Nothing but the pictures should go missing; return all the entries below exactly.

------------

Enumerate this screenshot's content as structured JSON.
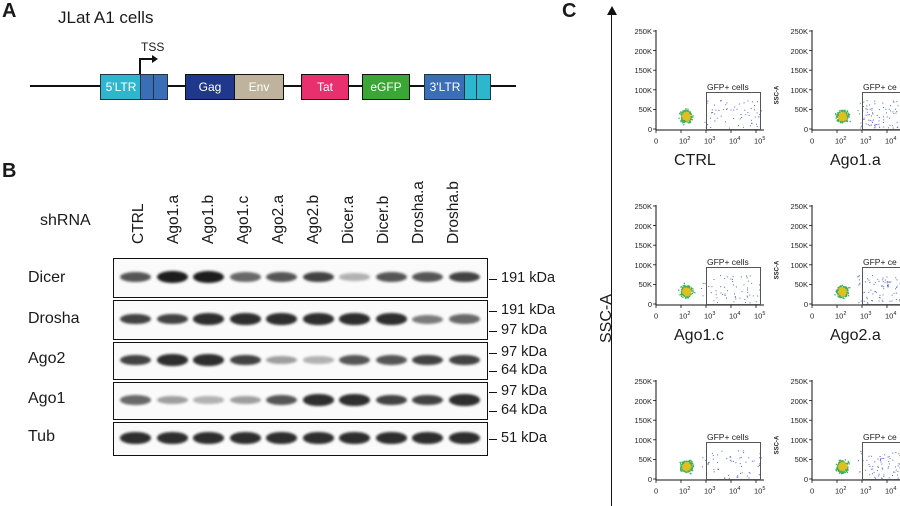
{
  "panels": {
    "a": "A",
    "b": "B",
    "c": "C"
  },
  "panel_a": {
    "title": "JLat  A1 cells",
    "tss_label": "TSS",
    "genes": [
      {
        "label": "5'LTR",
        "color": "#2fb6cf"
      },
      {
        "label": "Gag",
        "color": "#20388c"
      },
      {
        "label": "Env",
        "color": "#bfb39d"
      },
      {
        "label": "Tat",
        "color": "#e9306f"
      },
      {
        "label": "eGFP",
        "color": "#3aa635"
      },
      {
        "label": "3'LTR",
        "color": "#3a6fb8"
      }
    ]
  },
  "panel_b": {
    "shrna_label": "shRNA",
    "lanes": [
      "CTRL",
      "Ago1.a",
      "Ago1.b",
      "Ago1.c",
      "Ago2.a",
      "Ago2.b",
      "Dicer.a",
      "Dicer.b",
      "Drosha.a",
      "Drosha.b"
    ],
    "blots": [
      {
        "name": "Dicer",
        "markers": [
          "191 kDa"
        ],
        "intensity": [
          0.7,
          1.0,
          1.0,
          0.6,
          0.7,
          0.8,
          0.2,
          0.7,
          0.7,
          0.8
        ]
      },
      {
        "name": "Drosha",
        "markers": [
          "191 kDa",
          "97 kDa"
        ],
        "intensity": [
          0.8,
          0.8,
          0.9,
          0.9,
          0.9,
          0.9,
          0.9,
          0.9,
          0.5,
          0.6
        ]
      },
      {
        "name": "Ago2",
        "markers": [
          "97 kDa",
          "64 kDa"
        ],
        "intensity": [
          0.8,
          0.9,
          0.9,
          0.8,
          0.3,
          0.2,
          0.7,
          0.7,
          0.8,
          0.8
        ]
      },
      {
        "name": "Ago1",
        "markers": [
          "97 kDa",
          "64 kDa"
        ],
        "intensity": [
          0.6,
          0.3,
          0.2,
          0.3,
          0.7,
          0.9,
          0.9,
          0.8,
          0.8,
          0.9
        ]
      },
      {
        "name": "Tub",
        "markers": [
          "51 kDa"
        ],
        "intensity": [
          0.9,
          0.9,
          0.9,
          0.9,
          0.9,
          0.9,
          0.9,
          0.9,
          0.9,
          0.9
        ]
      }
    ]
  },
  "panel_c": {
    "y_axis": "SSC-A",
    "y_ticks": [
      "250K",
      "200K",
      "150K",
      "100K",
      "50K",
      "0"
    ],
    "x_ticks": [
      "0",
      "10",
      "10",
      "10",
      "10"
    ],
    "x_exps": [
      "",
      "2",
      "3",
      "4",
      "5"
    ],
    "axis_small": "SSC-A",
    "gate_label": "GFP+ cells",
    "gate_label_short": "GFP+ ce",
    "plots": [
      "CTRL",
      "Ago1.a",
      "Ago1.c",
      "Ago2.a",
      "",
      ""
    ]
  }
}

------------

#### Exercise response
Enumerate this screenshot's content as structured JSON.
{
  "panels": {
    "a": "A",
    "b": "B",
    "c": "C"
  },
  "panel_a": {
    "title": "JLat  A1 cells",
    "tss_label": "TSS",
    "genes": [
      {
        "label": "5'LTR",
        "color": "#2fb6cf"
      },
      {
        "label": "Gag",
        "color": "#20388c"
      },
      {
        "label": "Env",
        "color": "#bfb39d"
      },
      {
        "label": "Tat",
        "color": "#e9306f"
      },
      {
        "label": "eGFP",
        "color": "#3aa635"
      },
      {
        "label": "3'LTR",
        "color": "#3a6fb8"
      }
    ]
  },
  "panel_b": {
    "shrna_label": "shRNA",
    "lanes": [
      "CTRL",
      "Ago1.a",
      "Ago1.b",
      "Ago1.c",
      "Ago2.a",
      "Ago2.b",
      "Dicer.a",
      "Dicer.b",
      "Drosha.a",
      "Drosha.b"
    ],
    "blots": [
      {
        "name": "Dicer",
        "markers": [
          "191 kDa"
        ],
        "intensity": [
          0.7,
          1.0,
          1.0,
          0.6,
          0.7,
          0.8,
          0.2,
          0.7,
          0.7,
          0.8
        ]
      },
      {
        "name": "Drosha",
        "markers": [
          "191 kDa",
          "97 kDa"
        ],
        "intensity": [
          0.8,
          0.8,
          0.9,
          0.9,
          0.9,
          0.9,
          0.9,
          0.9,
          0.5,
          0.6
        ]
      },
      {
        "name": "Ago2",
        "markers": [
          "97 kDa",
          "64 kDa"
        ],
        "intensity": [
          0.8,
          0.9,
          0.9,
          0.8,
          0.3,
          0.2,
          0.7,
          0.7,
          0.8,
          0.8
        ]
      },
      {
        "name": "Ago1",
        "markers": [
          "97 kDa",
          "64 kDa"
        ],
        "intensity": [
          0.6,
          0.3,
          0.2,
          0.3,
          0.7,
          0.9,
          0.9,
          0.8,
          0.8,
          0.9
        ]
      },
      {
        "name": "Tub",
        "markers": [
          "51 kDa"
        ],
        "intensity": [
          0.9,
          0.9,
          0.9,
          0.9,
          0.9,
          0.9,
          0.9,
          0.9,
          0.9,
          0.9
        ]
      }
    ]
  },
  "panel_c": {
    "y_axis": "SSC-A",
    "y_ticks": [
      "250K",
      "200K",
      "150K",
      "100K",
      "50K",
      "0"
    ],
    "x_ticks": [
      "0",
      "10",
      "10",
      "10",
      "10"
    ],
    "x_exps": [
      "",
      "2",
      "3",
      "4",
      "5"
    ],
    "axis_small": "SSC-A",
    "gate_label": "GFP+ cells",
    "gate_label_short": "GFP+ ce",
    "plots": [
      "CTRL",
      "Ago1.a",
      "Ago1.c",
      "Ago2.a",
      "",
      ""
    ]
  }
}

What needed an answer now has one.